'''
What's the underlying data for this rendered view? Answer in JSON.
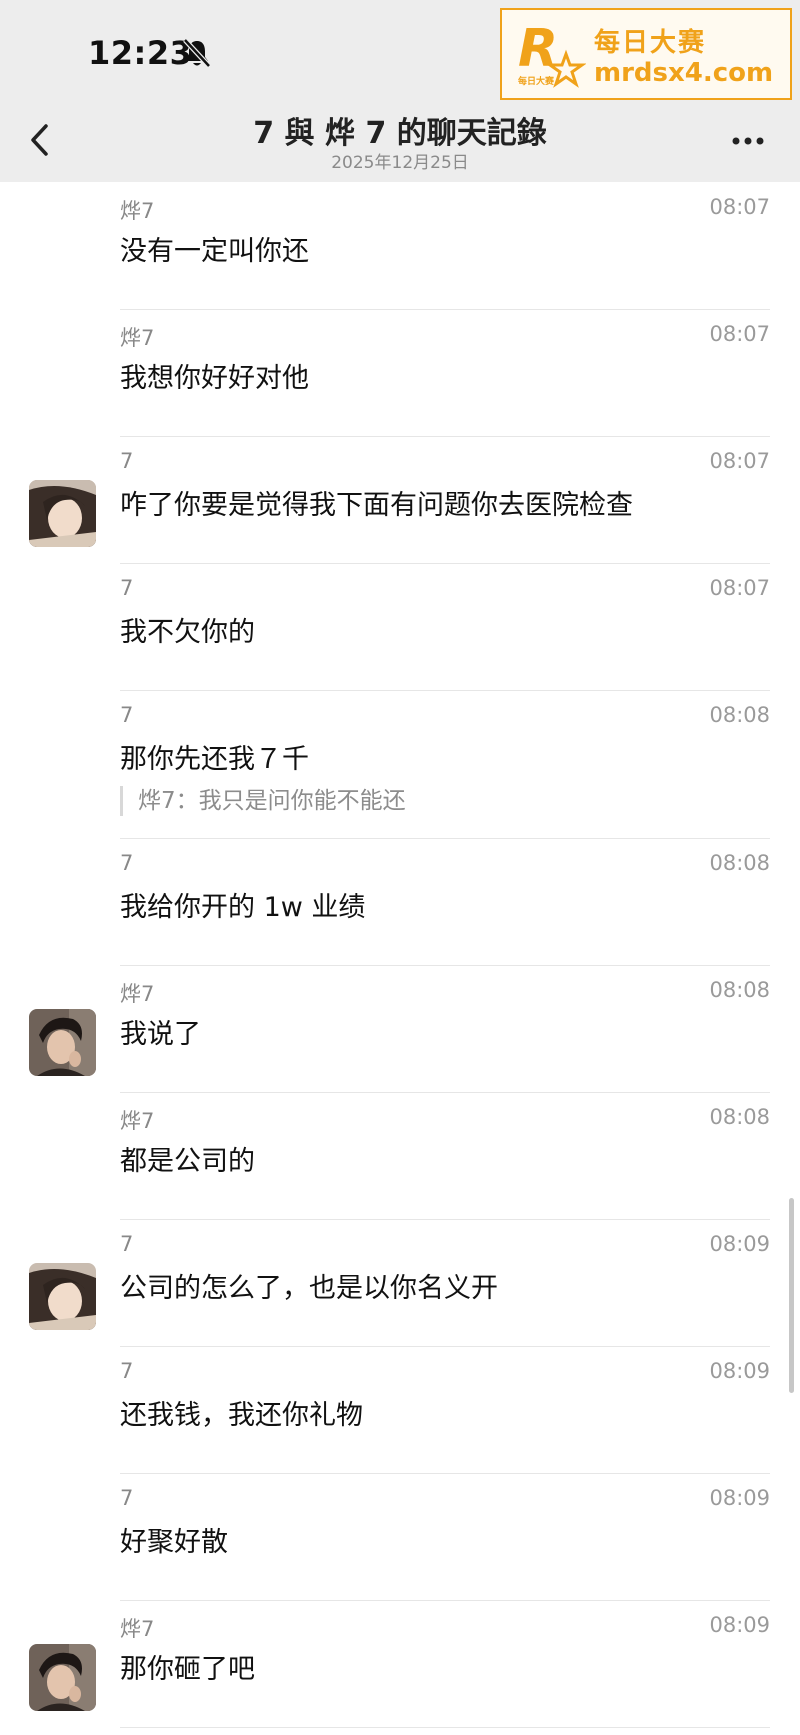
{
  "status_bar": {
    "time": "12:23"
  },
  "watermark": {
    "logo_small": "每日大赛",
    "line1": "每日大赛",
    "line2": "mrdsx4.com",
    "color": "#f0a21a"
  },
  "nav": {
    "title": "7 與 烨 7 的聊天記錄",
    "subtitle": "2025年12月25日"
  },
  "icons": {
    "bell": "bell-slash-icon",
    "back": "chevron-left-icon",
    "more": "more-icon"
  },
  "messages": [
    {
      "sender": "烨7",
      "time": "08:07",
      "text": "没有一定叫你还",
      "avatar": null
    },
    {
      "sender": "烨7",
      "time": "08:07",
      "text": "我想你好好对他",
      "avatar": null
    },
    {
      "sender": "7",
      "time": "08:07",
      "text": "咋了你要是觉得我下面有问题你去医院检查",
      "avatar": "female"
    },
    {
      "sender": "7",
      "time": "08:07",
      "text": "我不欠你的",
      "avatar": null
    },
    {
      "sender": "7",
      "time": "08:08",
      "text": "那你先还我７千",
      "avatar": null,
      "quote": "烨7：我只是问你能不能还"
    },
    {
      "sender": "7",
      "time": "08:08",
      "text": "我给你开的 1w 业绩",
      "avatar": null
    },
    {
      "sender": "烨7",
      "time": "08:08",
      "text": "我说了",
      "avatar": "male"
    },
    {
      "sender": "烨7",
      "time": "08:08",
      "text": "都是公司的",
      "avatar": null
    },
    {
      "sender": "7",
      "time": "08:09",
      "text": "公司的怎么了，也是以你名义开",
      "avatar": "female"
    },
    {
      "sender": "7",
      "time": "08:09",
      "text": "还我钱，我还你礼物",
      "avatar": null
    },
    {
      "sender": "7",
      "time": "08:09",
      "text": "好聚好散",
      "avatar": null
    },
    {
      "sender": "烨7",
      "time": "08:09",
      "text": "那你砸了吧",
      "avatar": "male"
    }
  ]
}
'''
• What needs to be done
Leaving the pictures aside, transcribe the entire listing exactly.

• Reply
What's the underlying data for this rendered view? Answer in JSON.
{
  "status_bar": {
    "time": "12:23"
  },
  "watermark": {
    "logo_small": "每日大赛",
    "line1": "每日大赛",
    "line2": "mrdsx4.com",
    "color": "#f0a21a"
  },
  "nav": {
    "title": "7 與 烨 7 的聊天記錄",
    "subtitle": "2025年12月25日"
  },
  "icons": {
    "bell": "bell-slash-icon",
    "back": "chevron-left-icon",
    "more": "more-icon"
  },
  "messages": [
    {
      "sender": "烨7",
      "time": "08:07",
      "text": "没有一定叫你还",
      "avatar": null
    },
    {
      "sender": "烨7",
      "time": "08:07",
      "text": "我想你好好对他",
      "avatar": null
    },
    {
      "sender": "7",
      "time": "08:07",
      "text": "咋了你要是觉得我下面有问题你去医院检查",
      "avatar": "female"
    },
    {
      "sender": "7",
      "time": "08:07",
      "text": "我不欠你的",
      "avatar": null
    },
    {
      "sender": "7",
      "time": "08:08",
      "text": "那你先还我７千",
      "avatar": null,
      "quote": "烨7：我只是问你能不能还"
    },
    {
      "sender": "7",
      "time": "08:08",
      "text": "我给你开的 1w 业绩",
      "avatar": null
    },
    {
      "sender": "烨7",
      "time": "08:08",
      "text": "我说了",
      "avatar": "male"
    },
    {
      "sender": "烨7",
      "time": "08:08",
      "text": "都是公司的",
      "avatar": null
    },
    {
      "sender": "7",
      "time": "08:09",
      "text": "公司的怎么了，也是以你名义开",
      "avatar": "female"
    },
    {
      "sender": "7",
      "time": "08:09",
      "text": "还我钱，我还你礼物",
      "avatar": null
    },
    {
      "sender": "7",
      "time": "08:09",
      "text": "好聚好散",
      "avatar": null
    },
    {
      "sender": "烨7",
      "time": "08:09",
      "text": "那你砸了吧",
      "avatar": "male"
    }
  ]
}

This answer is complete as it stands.